The entries below should be transcribed in their entirety, exactly as written.
◆ ◆ ◆ ◆
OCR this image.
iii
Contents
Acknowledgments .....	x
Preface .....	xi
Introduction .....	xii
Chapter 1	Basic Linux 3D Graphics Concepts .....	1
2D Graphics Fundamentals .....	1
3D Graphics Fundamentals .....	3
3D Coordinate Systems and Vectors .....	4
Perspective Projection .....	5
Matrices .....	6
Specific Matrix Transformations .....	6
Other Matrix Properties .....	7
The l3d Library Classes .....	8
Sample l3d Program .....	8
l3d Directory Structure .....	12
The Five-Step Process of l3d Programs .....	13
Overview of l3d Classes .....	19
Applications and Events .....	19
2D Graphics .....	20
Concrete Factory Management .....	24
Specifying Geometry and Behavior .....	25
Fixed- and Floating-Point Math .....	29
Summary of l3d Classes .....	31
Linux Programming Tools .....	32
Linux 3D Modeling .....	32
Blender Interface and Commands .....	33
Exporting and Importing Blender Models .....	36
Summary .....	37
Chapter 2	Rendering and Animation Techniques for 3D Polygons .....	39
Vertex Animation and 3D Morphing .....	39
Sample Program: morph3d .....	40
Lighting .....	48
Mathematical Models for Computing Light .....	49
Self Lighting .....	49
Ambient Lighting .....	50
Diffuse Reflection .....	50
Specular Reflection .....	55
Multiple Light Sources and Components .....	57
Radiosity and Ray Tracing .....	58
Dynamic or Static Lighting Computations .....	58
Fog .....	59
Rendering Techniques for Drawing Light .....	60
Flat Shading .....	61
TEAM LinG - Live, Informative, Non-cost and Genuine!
◆ ◆ ◆ ◆
# Solution for this problem:
OCR this image.
iii
Contents
Acknowledgments .....	x
Preface .....	xi
Introduction .....	xii
Chapter 1	Basic Linux 3D Graphics Concepts .....	1
2D Graphics Fundamentals .....	1
3D Graphics Fundamentals .....	3
3D Coordinate Systems and Vectors .....	4
Perspective Projection .....	5
Matrices .....	6
Specific Matrix Transformations .....	6
Other Matrix Properties .....	7
The l3d Library Classes .....	8
Sample l3d Program .....	8
l3d Directory Structure .....	12
The Five-Step Process of l3d Programs .....	13
Overview of l3d Classes .....	19
Applications and Events .....	19
2D Graphics .....	20
Concrete Factory Management .....	24
Specifying Geometry and Behavior .....	25
Fixed- and Floating-Point Math .....	29
Summary of l3d Classes .....	31
Linux Programming Tools .....	32
Linux 3D Modeling .....	32
Blender Interface and Commands .....	33
Exporting and Importing Blender Models .....	36
Summary .....	37
Chapter 2	Rendering and Animation Techniques for 3D Polygons .....	39
Vertex Animation and 3D Morphing .....	39
Sample Program: morph3d .....	40
Lighting .....	48
Mathematical Models for Computing Light .....	49
Self Lighting .....	49
Ambient Lighting .....	50
Diffuse Reflection .....	50
Specular Reflection .....	55
Multiple Light Sources and Components .....	57
Radiosity and Ray Tracing .....	58
Dynamic or Static Lighting Computations .....	58
Fog .....	59
Rendering Techniques for Drawing Light .....	60
Flat Shading .....	61
TEAM LinG - Live, Informative, Non-cost and Genuine!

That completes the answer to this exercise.